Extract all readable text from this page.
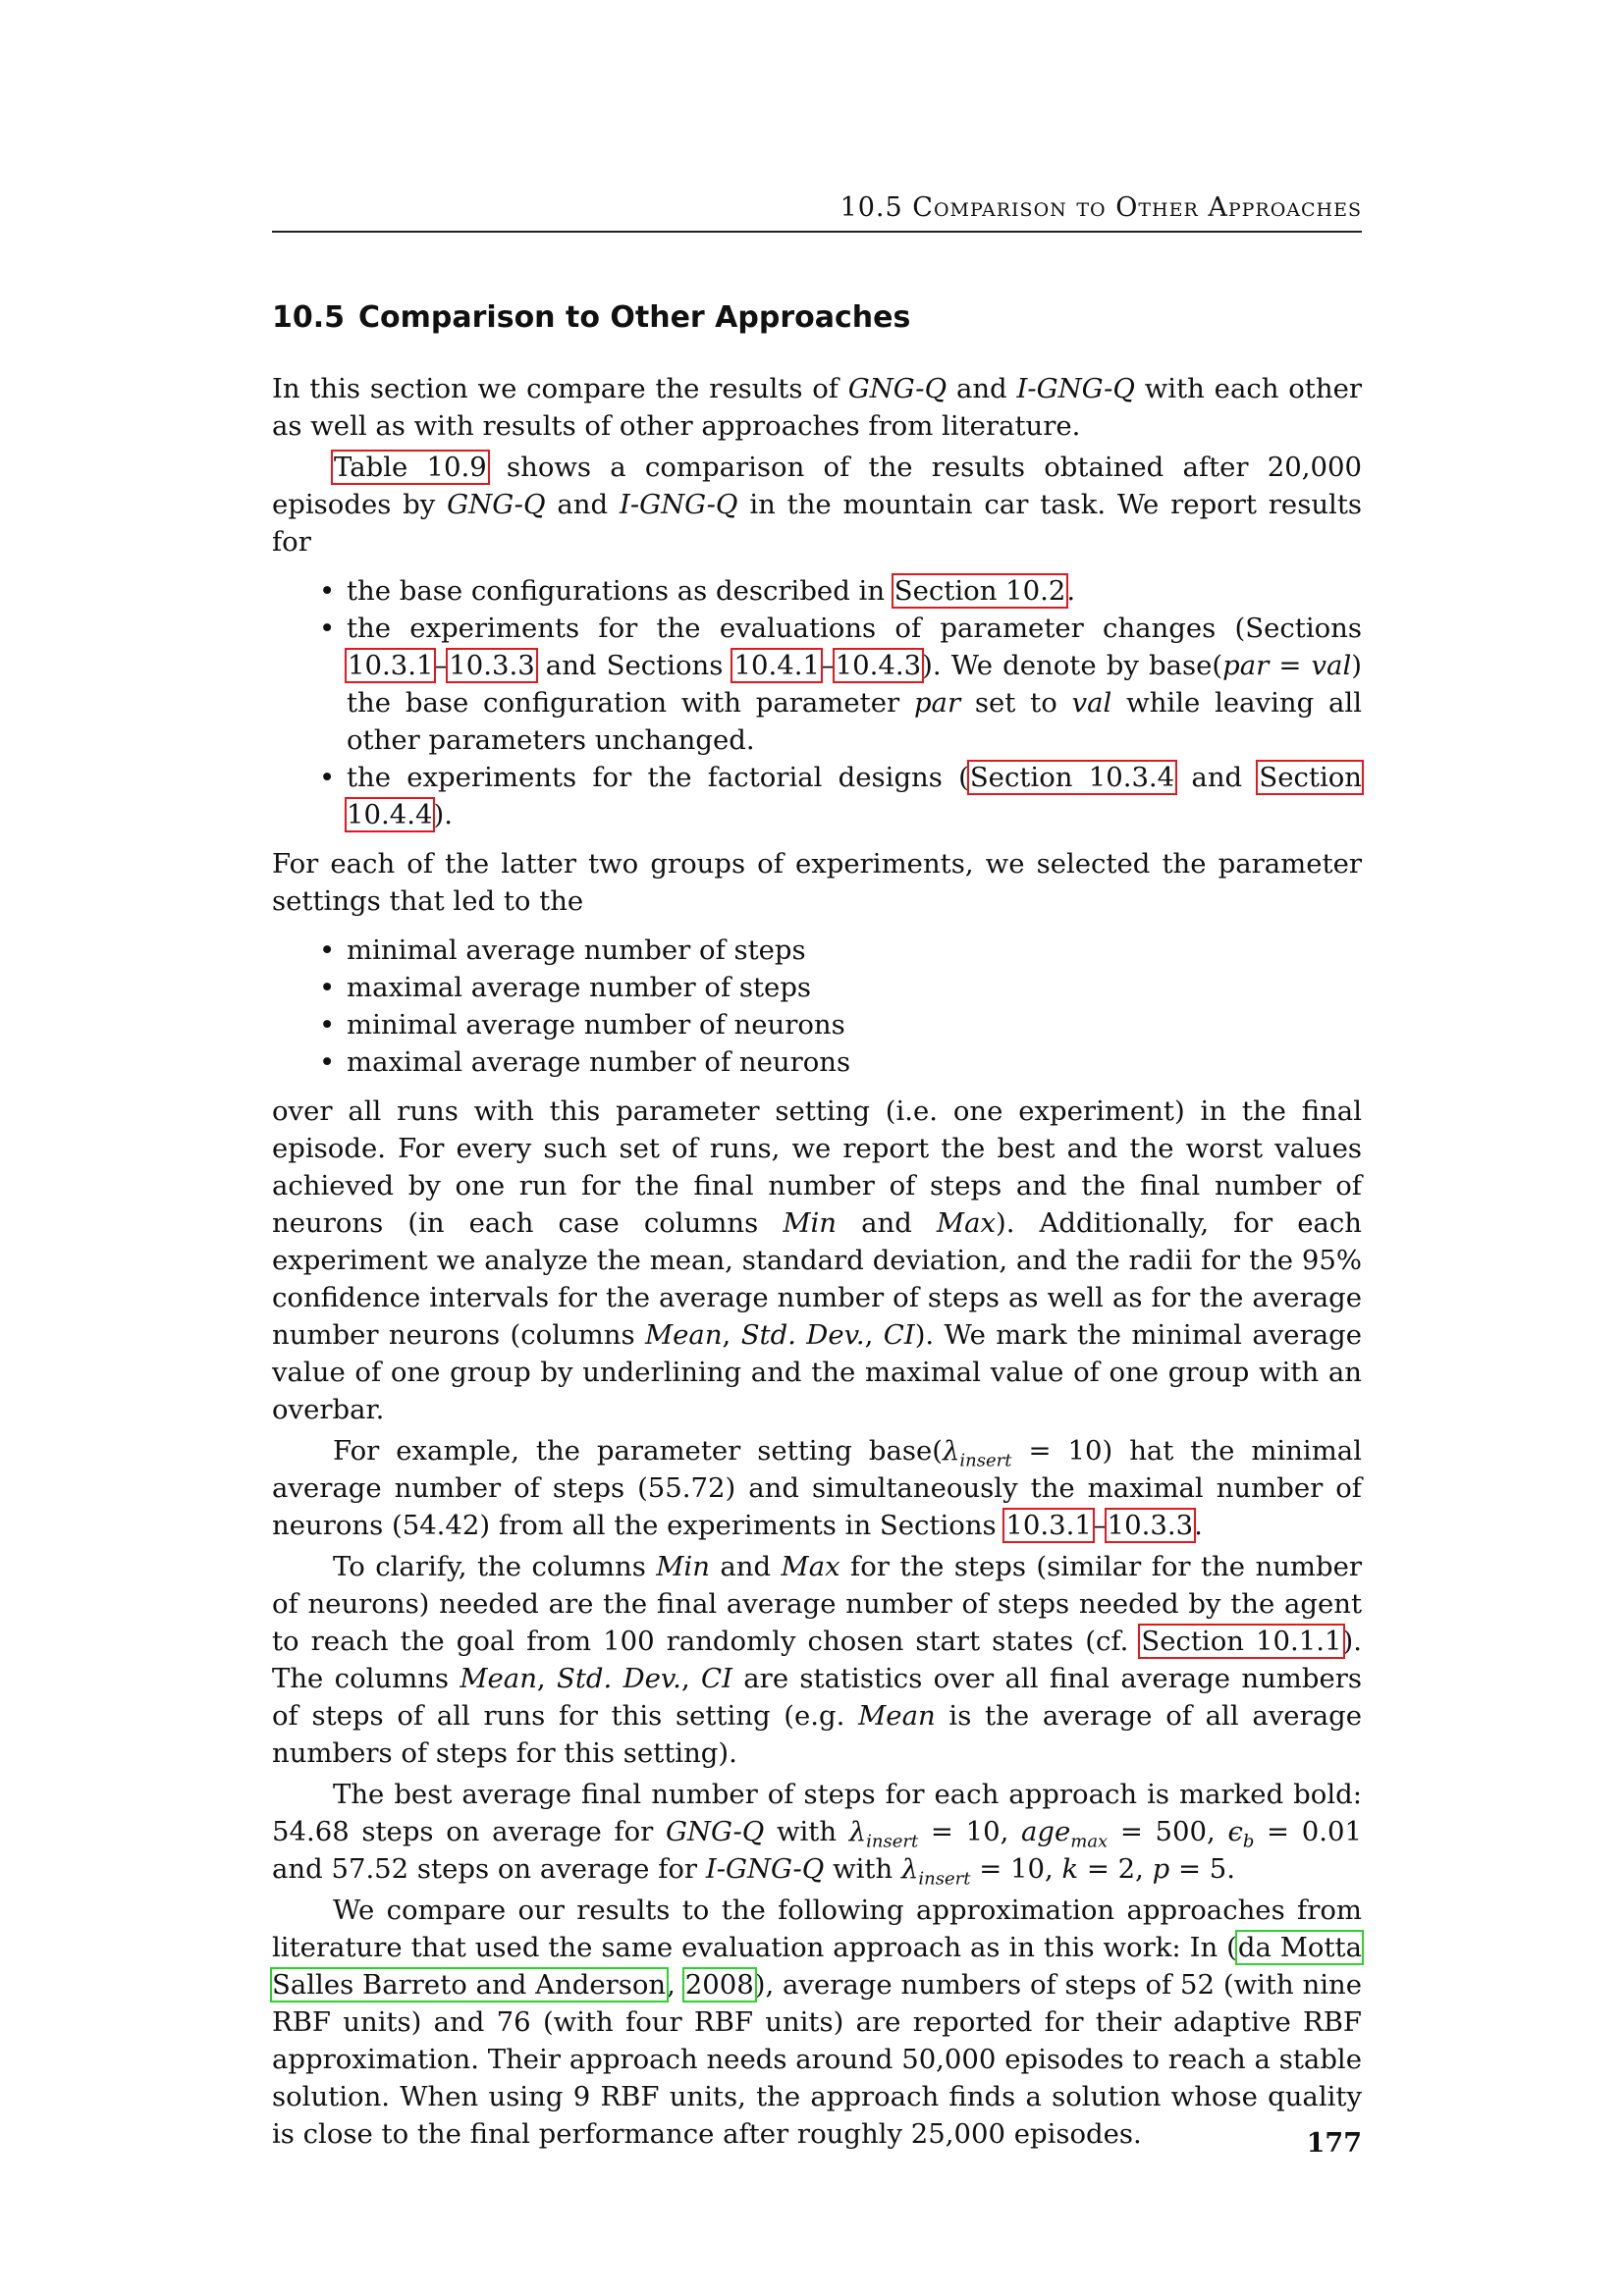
10.5 Comparison to Other Approaches
10.5 Comparison to Other Approaches

In this section we compare the results of GNG-Q and I-GNG-Q with each other as well as with results of other approaches from literature.

Table 10.9 shows a comparison of the results obtained after 20,000 episodes by GNG-Q and I-GNG-Q in the mountain car task. We report results for

• the base configurations as described in Section 10.2.
• the experiments for the evaluations of parameter changes (Sections 10.3.1–10.3.3 and Sections 10.4.1–10.4.3). We denote by base(par = val) the base configuration with parameter par set to val while leaving all other parameters unchanged.
• the experiments for the factorial designs (Section 10.3.4 and Section 10.4.4).

For each of the latter two groups of experiments, we selected the parameter settings that led to the

• minimal average number of steps
• maximal average number of steps
• minimal average number of neurons
• maximal average number of neurons

over all runs with this parameter setting (i.e. one experiment) in the final episode. For every such set of runs, we report the best and the worst values achieved by one run for the final number of steps and the final number of neurons (in each case columns Min and Max). Additionally, for each experiment we analyze the mean, standard deviation, and the radii for the 95% confidence intervals for the average number of steps as well as for the average number neurons (columns Mean, Std. Dev., CI). We mark the minimal average value of one group by underlining and the maximal value of one group with an overbar.

For example, the parameter setting $base(\lambda_{insert} = 10)$ hat the minimal average number of steps (55.72) and simultaneously the maximal number of neurons (54.42) from all the experiments in Sections 10.3.1–10.3.3.

To clarify, the columns Min and Max for the steps (similar for the number of neurons) needed are the final average number of steps needed by the agent to reach the goal from 100 randomly chosen start states (cf. Section 10.1.1). The columns Mean, Std. Dev., CI are statistics over all final average numbers of steps of all runs for this setting (e.g. Mean is the average of all average numbers of steps for this setting).

The best average final number of steps for each approach is marked bold: 54.68 steps on average for GNG-Q with $\lambda_{insert} = 10$, age$_{max}$ = 500, $\epsilon_b = 0.01$ and 57.52 steps on average for I-GNG-Q with $\lambda_{insert} = 10$, k = 2, p = 5.

We compare our results to the following approximation approaches from literature that used the same evaluation approach as in this work: In (da Motta Salles Barreto and Anderson, 2008), average numbers of steps of 52 (with nine RBF units) and 76 (with four RBF units) are reported for their adaptive RBF approximation. Their approach needs around 50,000 episodes to reach a stable solution. When using 9 RBF units, the approach finds a solution whose quality is close to the final performance after roughly 25,000 episodes.	177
# # # # # # #
The data above should be repeated exactly, minus any pictures.

Extract all readable text from this page.
10.5 Comparison to Other Approaches
10.5 Comparison to Other Approaches

In this section we compare the results of GNG-Q and I-GNG-Q with each other as well as with results of other approaches from literature.

Table 10.9 shows a comparison of the results obtained after 20,000 episodes by GNG-Q and I-GNG-Q in the mountain car task. We report results for

• the base configurations as described in Section 10.2.
• the experiments for the evaluations of parameter changes (Sections 10.3.1–10.3.3 and Sections 10.4.1–10.4.3). We denote by base(par = val) the base configuration with parameter par set to val while leaving all other parameters unchanged.
• the experiments for the factorial designs (Section 10.3.4 and Section 10.4.4).

For each of the latter two groups of experiments, we selected the parameter settings that led to the

• minimal average number of steps
• maximal average number of steps
• minimal average number of neurons
• maximal average number of neurons

over all runs with this parameter setting (i.e. one experiment) in the final episode. For every such set of runs, we report the best and the worst values achieved by one run for the final number of steps and the final number of neurons (in each case columns Min and Max). Additionally, for each experiment we analyze the mean, standard deviation, and the radii for the 95% confidence intervals for the average number of steps as well as for the average number neurons (columns Mean, Std. Dev., CI). We mark the minimal average value of one group by underlining and the maximal value of one group with an overbar.

For example, the parameter setting $base(\lambda_{insert} = 10)$ hat the minimal average number of steps (55.72) and simultaneously the maximal number of neurons (54.42) from all the experiments in Sections 10.3.1–10.3.3.

To clarify, the columns Min and Max for the steps (similar for the number of neurons) needed are the final average number of steps needed by the agent to reach the goal from 100 randomly chosen start states (cf. Section 10.1.1). The columns Mean, Std. Dev., CI are statistics over all final average numbers of steps of all runs for this setting (e.g. Mean is the average of all average numbers of steps for this setting).

The best average final number of steps for each approach is marked bold: 54.68 steps on average for GNG-Q with $\lambda_{insert} = 10$, age$_{max}$ = 500, $\epsilon_b = 0.01$ and 57.52 steps on average for I-GNG-Q with $\lambda_{insert} = 10$, k = 2, p = 5.

We compare our results to the following approximation approaches from literature that used the same evaluation approach as in this work: In (da Motta Salles Barreto and Anderson, 2008), average numbers of steps of 52 (with nine RBF units) and 76 (with four RBF units) are reported for their adaptive RBF approximation. Their approach needs around 50,000 episodes to reach a stable solution. When using 9 RBF units, the approach finds a solution whose quality is close to the final performance after roughly 25,000 episodes.	177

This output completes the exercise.